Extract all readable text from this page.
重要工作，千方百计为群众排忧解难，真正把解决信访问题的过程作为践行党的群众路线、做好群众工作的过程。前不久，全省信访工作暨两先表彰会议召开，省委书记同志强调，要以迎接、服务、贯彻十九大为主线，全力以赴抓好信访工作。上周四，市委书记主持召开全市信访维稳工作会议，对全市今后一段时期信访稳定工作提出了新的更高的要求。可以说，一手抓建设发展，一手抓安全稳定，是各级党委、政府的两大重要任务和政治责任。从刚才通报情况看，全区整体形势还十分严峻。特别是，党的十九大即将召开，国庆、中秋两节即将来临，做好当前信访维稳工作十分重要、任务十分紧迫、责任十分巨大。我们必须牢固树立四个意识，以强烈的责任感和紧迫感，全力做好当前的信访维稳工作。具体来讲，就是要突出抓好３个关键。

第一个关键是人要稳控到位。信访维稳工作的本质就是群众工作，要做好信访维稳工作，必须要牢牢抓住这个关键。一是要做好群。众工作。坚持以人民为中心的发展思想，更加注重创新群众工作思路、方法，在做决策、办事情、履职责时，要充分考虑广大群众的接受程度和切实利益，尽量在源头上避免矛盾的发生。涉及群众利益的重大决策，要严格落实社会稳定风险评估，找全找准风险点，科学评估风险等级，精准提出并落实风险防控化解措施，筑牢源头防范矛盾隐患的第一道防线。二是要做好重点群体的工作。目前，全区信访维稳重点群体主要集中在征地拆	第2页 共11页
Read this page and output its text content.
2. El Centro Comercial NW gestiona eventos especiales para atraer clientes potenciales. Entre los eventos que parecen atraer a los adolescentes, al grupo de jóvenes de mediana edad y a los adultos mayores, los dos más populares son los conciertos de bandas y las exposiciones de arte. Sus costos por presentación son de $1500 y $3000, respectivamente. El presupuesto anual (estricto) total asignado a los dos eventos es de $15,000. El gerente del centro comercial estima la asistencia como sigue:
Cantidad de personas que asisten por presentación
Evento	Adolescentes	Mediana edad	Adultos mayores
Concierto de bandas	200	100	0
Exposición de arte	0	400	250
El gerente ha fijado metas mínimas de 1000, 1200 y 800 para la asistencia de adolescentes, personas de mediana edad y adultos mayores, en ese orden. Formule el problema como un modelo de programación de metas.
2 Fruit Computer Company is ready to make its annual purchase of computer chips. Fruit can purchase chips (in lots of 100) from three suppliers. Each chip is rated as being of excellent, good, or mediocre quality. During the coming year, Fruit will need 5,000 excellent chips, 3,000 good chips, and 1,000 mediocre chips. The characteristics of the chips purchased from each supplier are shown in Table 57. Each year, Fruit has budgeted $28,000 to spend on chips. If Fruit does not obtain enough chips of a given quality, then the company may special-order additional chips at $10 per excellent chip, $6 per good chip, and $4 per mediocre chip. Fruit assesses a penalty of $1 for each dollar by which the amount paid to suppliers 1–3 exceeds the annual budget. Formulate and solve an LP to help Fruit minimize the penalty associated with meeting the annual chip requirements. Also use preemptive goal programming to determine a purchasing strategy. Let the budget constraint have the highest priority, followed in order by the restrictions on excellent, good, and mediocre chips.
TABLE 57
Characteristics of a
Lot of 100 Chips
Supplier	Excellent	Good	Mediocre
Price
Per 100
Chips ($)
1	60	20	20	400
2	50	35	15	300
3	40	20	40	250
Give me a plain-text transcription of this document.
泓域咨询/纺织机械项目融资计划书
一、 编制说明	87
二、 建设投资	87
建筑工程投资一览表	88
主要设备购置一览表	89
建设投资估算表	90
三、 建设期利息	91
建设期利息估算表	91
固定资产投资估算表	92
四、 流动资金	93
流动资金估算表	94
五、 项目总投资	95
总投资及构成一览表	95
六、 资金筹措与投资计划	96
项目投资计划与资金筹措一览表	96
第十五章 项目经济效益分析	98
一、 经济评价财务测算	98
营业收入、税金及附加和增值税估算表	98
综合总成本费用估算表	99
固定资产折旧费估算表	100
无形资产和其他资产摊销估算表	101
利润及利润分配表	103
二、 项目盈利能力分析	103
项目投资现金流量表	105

———

Task statement -
Copy out every line that includes the word "como".

Written response -
2. El Centro Comercial NW gestiona eventos especiales para atraer clientes potenciales. Entre los eventos que parecen atraer a los adolescentes, al grupo de jóvenes de mediana edad y a los adultos mayores, los dos más populares son los conciertos de bandas y las exposiciones de arte. Sus costos por presentación son de $1500 y $3000, respectivamente. El presupuesto anual (estricto) total asignado a los dos eventos es de $15,000. El gerente del centro comercial estima la asistencia como sigue:
El gerente ha fijado metas mínimas de 1000, 1200 y 800 para la asistencia de adolescentes, personas de mediana edad y adultos mayores, en ese orden. Formule el problema como un modelo de programación de metas.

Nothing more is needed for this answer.